Records ::
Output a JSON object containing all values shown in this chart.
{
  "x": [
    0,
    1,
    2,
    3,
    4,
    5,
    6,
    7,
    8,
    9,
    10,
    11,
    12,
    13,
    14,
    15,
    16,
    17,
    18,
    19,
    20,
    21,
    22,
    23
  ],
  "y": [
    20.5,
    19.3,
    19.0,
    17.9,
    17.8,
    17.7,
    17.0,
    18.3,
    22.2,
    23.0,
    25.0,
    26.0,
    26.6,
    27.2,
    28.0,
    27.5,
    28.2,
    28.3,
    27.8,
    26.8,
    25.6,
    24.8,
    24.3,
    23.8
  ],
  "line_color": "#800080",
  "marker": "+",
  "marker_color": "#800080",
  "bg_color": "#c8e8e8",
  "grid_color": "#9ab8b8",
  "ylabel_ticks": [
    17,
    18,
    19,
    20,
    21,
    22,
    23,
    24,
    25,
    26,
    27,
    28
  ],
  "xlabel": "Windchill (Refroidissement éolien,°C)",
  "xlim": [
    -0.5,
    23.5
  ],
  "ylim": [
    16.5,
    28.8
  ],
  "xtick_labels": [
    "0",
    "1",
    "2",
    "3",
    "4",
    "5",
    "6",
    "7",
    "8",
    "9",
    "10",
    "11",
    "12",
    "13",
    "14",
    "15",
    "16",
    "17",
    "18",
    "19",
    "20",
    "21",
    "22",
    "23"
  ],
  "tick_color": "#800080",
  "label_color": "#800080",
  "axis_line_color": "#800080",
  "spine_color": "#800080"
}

Direction :: Copy all the records above precisely.

Exercise result ::
Output a JSON object containing all values shown in this chart.
{
  "x": [
    0,
    1,
    2,
    3,
    4,
    5,
    6,
    7,
    8,
    9,
    10,
    11,
    12,
    13,
    14,
    15,
    16,
    17,
    18,
    19,
    20,
    21,
    22,
    23
  ],
  "y": [
    20.5,
    19.3,
    19.0,
    17.9,
    17.8,
    17.7,
    17.0,
    18.3,
    22.2,
    23.0,
    25.0,
    26.0,
    26.6,
    27.2,
    28.0,
    27.5,
    28.2,
    28.3,
    27.8,
    26.8,
    25.6,
    24.8,
    24.3,
    23.8
  ],
  "line_color": "#800080",
  "marker": "+",
  "marker_color": "#800080",
  "bg_color": "#c8e8e8",
  "grid_color": "#9ab8b8",
  "ylabel_ticks": [
    17,
    18,
    19,
    20,
    21,
    22,
    23,
    24,
    25,
    26,
    27,
    28
  ],
  "xlabel": "Windchill (Refroidissement éolien,°C)",
  "xlim": [
    -0.5,
    23.5
  ],
  "ylim": [
    16.5,
    28.8
  ],
  "xtick_labels": [
    "0",
    "1",
    "2",
    "3",
    "4",
    "5",
    "6",
    "7",
    "8",
    "9",
    "10",
    "11",
    "12",
    "13",
    "14",
    "15",
    "16",
    "17",
    "18",
    "19",
    "20",
    "21",
    "22",
    "23"
  ],
  "tick_color": "#800080",
  "label_color": "#800080",
  "axis_line_color": "#800080",
  "spine_color": "#800080"
}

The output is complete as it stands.